'''

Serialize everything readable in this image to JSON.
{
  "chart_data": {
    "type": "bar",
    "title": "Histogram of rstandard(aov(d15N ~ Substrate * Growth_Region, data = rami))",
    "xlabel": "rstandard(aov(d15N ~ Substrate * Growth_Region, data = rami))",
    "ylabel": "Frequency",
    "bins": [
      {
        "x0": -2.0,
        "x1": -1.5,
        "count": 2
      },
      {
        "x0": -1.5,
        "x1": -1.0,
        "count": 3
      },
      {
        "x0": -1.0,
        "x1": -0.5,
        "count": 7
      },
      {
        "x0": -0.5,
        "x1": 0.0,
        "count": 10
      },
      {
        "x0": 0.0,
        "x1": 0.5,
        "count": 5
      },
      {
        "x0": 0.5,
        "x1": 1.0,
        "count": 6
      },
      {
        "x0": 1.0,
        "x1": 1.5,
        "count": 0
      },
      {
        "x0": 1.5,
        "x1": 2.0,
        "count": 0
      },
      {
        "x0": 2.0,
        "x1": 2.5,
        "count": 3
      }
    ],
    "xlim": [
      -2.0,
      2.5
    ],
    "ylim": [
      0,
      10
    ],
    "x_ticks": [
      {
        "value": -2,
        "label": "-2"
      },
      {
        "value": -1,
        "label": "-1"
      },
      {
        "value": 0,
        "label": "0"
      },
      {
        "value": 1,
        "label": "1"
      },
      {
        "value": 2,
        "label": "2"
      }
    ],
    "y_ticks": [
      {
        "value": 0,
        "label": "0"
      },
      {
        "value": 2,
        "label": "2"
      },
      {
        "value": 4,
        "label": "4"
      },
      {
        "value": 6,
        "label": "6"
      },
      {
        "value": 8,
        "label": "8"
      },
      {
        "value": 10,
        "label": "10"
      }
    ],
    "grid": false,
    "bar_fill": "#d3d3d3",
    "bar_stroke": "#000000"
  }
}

'''

Given exercise
Reproduce every line from the entries that holds the word "value".

Response below
        "value": -2,
        "value": -1,
        "value": 0,
        "value": 1,
        "value": 2,
        "value": 0,
        "value": 2,
        "value": 4,
        "value": 6,
        "value": 8,
        "value": 10,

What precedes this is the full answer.